──────── Records for the exercise ────────

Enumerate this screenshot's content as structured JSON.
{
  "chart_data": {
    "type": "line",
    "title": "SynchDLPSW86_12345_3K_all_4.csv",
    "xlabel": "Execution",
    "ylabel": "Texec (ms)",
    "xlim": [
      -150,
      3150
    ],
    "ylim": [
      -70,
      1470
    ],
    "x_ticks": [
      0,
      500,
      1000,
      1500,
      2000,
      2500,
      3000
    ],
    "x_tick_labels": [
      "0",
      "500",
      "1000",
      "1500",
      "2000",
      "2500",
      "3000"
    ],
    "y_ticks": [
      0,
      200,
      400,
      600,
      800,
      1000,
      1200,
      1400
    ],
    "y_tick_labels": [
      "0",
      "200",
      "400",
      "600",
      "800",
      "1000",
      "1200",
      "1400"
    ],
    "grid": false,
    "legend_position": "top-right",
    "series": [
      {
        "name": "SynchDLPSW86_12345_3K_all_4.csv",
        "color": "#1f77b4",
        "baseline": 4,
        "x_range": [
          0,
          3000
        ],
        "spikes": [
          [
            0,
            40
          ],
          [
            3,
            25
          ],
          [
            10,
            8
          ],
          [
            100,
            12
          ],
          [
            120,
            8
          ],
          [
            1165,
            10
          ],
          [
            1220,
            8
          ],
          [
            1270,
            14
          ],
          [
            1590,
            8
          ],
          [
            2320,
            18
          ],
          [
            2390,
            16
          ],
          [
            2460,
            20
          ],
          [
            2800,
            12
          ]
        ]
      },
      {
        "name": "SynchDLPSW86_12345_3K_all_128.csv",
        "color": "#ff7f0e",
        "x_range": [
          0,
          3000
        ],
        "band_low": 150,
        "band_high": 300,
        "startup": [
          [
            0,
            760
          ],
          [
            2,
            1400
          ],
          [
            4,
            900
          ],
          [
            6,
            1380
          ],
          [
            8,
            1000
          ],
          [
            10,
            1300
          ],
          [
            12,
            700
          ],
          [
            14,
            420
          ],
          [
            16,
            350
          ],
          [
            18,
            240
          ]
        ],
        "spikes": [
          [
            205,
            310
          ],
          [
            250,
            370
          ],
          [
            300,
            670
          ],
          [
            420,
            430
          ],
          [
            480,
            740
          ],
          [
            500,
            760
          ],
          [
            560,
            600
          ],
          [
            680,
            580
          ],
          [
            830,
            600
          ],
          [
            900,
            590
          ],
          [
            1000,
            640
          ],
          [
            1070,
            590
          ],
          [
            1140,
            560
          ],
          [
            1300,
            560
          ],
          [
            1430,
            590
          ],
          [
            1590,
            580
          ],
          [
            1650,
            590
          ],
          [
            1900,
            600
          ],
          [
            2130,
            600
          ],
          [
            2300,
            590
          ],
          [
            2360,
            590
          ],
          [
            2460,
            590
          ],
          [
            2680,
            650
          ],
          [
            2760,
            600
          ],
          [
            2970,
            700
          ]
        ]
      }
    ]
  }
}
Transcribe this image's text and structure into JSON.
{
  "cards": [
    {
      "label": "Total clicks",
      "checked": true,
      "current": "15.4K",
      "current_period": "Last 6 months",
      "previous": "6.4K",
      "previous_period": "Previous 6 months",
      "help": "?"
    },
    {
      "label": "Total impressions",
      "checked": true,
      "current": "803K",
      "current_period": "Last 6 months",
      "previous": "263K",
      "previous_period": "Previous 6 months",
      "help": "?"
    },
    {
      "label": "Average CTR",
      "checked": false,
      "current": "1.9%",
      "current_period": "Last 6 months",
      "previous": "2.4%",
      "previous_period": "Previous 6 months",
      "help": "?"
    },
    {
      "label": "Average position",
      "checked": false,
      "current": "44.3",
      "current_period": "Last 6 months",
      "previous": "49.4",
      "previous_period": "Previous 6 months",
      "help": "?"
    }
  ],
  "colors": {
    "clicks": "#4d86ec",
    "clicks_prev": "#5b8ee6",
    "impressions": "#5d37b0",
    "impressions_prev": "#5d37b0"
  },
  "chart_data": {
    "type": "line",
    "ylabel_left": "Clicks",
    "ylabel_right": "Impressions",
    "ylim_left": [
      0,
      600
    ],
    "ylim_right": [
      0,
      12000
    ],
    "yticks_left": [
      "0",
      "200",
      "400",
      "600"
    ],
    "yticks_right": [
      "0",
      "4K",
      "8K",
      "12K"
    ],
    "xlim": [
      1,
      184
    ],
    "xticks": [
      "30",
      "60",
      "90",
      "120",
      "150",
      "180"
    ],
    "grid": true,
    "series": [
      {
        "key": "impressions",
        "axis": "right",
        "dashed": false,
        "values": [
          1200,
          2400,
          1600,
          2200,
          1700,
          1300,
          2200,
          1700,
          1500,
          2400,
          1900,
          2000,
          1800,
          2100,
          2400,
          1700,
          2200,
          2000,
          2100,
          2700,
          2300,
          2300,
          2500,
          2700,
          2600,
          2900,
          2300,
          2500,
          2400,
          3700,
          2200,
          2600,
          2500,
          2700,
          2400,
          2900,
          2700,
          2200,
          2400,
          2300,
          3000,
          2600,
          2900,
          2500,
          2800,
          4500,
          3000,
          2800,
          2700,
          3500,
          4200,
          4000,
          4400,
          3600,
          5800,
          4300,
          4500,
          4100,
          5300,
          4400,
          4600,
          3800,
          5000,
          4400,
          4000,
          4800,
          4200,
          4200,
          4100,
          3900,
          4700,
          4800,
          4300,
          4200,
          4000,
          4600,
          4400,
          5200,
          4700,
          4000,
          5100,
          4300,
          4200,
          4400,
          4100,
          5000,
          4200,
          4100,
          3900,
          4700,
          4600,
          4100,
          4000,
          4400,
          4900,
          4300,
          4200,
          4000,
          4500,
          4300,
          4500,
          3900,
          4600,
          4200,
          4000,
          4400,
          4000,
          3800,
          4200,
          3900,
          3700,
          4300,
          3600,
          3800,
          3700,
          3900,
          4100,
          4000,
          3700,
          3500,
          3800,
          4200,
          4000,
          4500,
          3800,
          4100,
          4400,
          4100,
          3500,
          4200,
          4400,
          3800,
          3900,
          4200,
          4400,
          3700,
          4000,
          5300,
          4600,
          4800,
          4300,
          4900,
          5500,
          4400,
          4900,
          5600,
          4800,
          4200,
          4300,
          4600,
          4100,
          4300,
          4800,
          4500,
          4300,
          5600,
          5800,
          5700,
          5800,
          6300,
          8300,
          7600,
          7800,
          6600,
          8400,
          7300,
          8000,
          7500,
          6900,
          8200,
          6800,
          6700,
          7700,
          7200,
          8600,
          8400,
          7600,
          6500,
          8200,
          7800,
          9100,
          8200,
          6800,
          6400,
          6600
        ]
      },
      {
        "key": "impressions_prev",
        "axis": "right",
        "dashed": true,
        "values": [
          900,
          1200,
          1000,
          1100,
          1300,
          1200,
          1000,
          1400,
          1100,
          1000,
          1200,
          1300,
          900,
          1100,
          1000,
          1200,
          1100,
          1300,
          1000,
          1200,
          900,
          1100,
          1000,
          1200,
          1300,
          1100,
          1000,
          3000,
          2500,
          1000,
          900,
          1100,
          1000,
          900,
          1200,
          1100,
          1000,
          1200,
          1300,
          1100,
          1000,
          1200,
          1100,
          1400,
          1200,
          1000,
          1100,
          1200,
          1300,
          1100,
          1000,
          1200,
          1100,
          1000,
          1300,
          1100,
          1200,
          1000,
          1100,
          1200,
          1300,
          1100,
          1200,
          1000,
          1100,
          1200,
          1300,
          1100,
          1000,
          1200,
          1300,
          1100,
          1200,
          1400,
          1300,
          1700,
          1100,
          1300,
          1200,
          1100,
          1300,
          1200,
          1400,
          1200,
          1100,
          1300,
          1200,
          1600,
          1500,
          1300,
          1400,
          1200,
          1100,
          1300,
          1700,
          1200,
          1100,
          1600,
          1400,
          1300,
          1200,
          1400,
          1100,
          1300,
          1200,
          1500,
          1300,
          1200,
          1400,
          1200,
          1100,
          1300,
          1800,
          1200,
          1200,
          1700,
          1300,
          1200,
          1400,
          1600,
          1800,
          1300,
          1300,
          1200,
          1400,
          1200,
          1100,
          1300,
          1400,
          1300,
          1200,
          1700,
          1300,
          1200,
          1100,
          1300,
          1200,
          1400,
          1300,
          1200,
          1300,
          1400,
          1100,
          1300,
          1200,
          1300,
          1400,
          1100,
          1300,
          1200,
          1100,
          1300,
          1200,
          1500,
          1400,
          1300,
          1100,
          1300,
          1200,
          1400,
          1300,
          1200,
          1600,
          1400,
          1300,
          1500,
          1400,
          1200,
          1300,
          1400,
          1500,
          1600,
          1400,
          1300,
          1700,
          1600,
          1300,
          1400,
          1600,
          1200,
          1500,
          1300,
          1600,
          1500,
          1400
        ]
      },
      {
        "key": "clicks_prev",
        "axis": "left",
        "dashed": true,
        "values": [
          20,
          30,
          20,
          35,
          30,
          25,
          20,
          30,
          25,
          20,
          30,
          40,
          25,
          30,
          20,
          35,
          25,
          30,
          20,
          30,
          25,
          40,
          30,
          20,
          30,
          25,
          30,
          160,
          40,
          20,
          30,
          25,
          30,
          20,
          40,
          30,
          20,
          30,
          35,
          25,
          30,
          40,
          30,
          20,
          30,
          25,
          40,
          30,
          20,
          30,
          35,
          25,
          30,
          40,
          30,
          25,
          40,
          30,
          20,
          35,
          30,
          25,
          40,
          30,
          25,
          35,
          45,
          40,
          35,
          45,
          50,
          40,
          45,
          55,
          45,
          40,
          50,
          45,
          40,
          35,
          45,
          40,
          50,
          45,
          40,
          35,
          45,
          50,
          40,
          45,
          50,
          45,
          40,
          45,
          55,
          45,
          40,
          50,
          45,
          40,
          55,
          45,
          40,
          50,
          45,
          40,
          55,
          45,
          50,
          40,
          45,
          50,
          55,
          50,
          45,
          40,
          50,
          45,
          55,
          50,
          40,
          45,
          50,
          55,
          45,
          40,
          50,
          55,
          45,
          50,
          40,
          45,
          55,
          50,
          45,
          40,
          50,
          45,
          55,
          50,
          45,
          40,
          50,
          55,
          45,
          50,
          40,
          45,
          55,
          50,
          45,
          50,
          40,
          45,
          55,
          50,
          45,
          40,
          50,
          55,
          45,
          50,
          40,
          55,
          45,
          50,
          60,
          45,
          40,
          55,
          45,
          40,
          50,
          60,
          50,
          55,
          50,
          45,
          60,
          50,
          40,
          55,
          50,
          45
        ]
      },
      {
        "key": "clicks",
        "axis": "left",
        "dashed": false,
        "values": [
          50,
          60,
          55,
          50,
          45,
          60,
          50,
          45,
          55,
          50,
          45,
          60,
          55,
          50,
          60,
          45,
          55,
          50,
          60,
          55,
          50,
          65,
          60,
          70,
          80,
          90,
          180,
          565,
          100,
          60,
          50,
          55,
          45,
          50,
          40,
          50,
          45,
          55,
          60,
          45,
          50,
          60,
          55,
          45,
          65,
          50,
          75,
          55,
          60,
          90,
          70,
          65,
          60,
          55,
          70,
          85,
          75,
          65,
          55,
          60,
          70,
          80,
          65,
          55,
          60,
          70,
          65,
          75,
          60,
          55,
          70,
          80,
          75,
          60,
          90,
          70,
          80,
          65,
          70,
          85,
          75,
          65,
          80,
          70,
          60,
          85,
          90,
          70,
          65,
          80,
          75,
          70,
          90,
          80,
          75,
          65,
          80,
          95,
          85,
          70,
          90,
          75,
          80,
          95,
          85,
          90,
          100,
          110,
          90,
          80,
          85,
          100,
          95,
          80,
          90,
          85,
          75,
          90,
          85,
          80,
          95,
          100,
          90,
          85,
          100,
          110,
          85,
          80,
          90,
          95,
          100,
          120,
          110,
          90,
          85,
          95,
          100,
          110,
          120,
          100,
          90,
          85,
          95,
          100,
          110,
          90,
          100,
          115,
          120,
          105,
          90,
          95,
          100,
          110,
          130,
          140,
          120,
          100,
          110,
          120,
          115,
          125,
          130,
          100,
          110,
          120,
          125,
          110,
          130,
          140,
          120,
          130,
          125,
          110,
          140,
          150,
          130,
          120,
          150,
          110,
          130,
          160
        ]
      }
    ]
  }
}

────────

The task:
Examine the records and pull out every line where the string "Total" occurs.

Answer below:
      "label": "Total clicks",
      "label": "Total impressions",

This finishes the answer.